(Data records)
-=-=-=-=-

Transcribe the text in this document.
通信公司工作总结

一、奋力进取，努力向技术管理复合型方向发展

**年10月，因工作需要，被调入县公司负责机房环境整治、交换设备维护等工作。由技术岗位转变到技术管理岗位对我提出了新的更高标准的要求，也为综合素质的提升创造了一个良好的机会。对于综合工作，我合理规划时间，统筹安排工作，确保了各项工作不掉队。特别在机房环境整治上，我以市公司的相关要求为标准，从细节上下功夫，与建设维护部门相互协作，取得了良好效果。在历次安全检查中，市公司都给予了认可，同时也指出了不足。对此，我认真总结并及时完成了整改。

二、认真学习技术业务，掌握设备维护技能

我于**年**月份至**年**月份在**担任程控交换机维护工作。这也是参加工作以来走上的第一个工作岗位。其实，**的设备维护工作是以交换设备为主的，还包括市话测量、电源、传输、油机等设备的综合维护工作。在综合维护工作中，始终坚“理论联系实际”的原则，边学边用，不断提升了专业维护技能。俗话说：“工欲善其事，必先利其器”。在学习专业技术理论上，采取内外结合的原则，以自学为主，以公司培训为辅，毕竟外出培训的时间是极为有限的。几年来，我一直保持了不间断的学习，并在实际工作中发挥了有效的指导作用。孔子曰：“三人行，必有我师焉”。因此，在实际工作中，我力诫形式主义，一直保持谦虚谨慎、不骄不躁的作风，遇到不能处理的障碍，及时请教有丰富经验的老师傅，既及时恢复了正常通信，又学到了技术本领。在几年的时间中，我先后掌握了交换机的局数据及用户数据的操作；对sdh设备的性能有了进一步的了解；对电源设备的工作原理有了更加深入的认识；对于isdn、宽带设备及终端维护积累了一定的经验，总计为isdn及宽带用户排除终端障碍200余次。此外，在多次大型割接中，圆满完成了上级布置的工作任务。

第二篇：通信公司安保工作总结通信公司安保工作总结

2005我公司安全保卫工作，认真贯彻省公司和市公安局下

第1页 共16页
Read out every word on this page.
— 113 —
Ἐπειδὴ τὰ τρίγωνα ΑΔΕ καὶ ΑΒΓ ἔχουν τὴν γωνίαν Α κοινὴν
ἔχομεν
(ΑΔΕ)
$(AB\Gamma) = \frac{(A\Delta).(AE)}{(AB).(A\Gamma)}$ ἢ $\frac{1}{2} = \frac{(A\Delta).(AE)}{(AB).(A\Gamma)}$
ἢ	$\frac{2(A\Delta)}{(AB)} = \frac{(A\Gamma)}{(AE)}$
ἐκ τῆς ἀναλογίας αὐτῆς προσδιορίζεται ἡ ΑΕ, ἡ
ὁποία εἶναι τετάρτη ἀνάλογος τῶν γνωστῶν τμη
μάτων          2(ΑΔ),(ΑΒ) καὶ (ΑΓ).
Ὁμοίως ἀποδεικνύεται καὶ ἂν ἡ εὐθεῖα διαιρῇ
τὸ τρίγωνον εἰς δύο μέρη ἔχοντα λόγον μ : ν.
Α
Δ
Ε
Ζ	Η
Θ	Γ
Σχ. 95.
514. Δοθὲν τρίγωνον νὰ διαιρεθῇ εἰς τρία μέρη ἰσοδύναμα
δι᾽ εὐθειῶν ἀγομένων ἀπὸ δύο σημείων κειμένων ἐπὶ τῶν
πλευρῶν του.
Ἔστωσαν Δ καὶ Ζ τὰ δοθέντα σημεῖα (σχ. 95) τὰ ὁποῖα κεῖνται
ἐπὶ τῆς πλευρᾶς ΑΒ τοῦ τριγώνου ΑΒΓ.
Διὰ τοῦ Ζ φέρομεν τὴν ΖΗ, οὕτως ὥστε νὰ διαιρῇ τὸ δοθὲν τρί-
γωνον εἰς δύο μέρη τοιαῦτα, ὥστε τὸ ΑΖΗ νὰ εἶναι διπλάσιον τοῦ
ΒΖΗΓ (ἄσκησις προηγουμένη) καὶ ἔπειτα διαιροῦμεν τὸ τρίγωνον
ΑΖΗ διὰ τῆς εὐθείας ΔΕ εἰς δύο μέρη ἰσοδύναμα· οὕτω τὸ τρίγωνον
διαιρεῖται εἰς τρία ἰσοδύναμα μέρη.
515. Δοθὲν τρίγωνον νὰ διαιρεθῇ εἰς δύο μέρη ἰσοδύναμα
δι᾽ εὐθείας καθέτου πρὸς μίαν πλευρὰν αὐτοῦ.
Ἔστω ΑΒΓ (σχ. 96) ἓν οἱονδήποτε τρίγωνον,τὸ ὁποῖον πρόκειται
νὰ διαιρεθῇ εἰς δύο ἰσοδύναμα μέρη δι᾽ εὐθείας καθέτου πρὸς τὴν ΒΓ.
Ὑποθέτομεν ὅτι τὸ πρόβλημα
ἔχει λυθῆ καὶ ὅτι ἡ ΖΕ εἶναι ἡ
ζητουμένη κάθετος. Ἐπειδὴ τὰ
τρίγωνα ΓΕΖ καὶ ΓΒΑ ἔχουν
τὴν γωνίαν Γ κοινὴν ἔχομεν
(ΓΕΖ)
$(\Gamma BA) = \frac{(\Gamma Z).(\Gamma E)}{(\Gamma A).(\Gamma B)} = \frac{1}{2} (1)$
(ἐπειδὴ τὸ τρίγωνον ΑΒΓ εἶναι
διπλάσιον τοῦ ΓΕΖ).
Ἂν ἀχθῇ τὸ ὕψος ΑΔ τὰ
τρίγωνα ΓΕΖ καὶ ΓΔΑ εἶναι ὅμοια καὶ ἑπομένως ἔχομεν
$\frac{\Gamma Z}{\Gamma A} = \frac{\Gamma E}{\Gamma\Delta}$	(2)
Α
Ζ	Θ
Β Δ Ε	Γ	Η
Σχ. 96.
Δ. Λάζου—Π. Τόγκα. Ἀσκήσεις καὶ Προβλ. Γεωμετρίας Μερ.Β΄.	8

-=-=-=-=-

### Work instructions
List each line of the entries that holds the string "ἔχομεν".

### Written response
ἔχομεν
τὴν γωνίαν Γ κοινὴν ἔχομεν
τρίγωνα ΓΕΖ καὶ ΓΔΑ εἶναι ὅμοια καὶ ἑπομένως ἔχομεν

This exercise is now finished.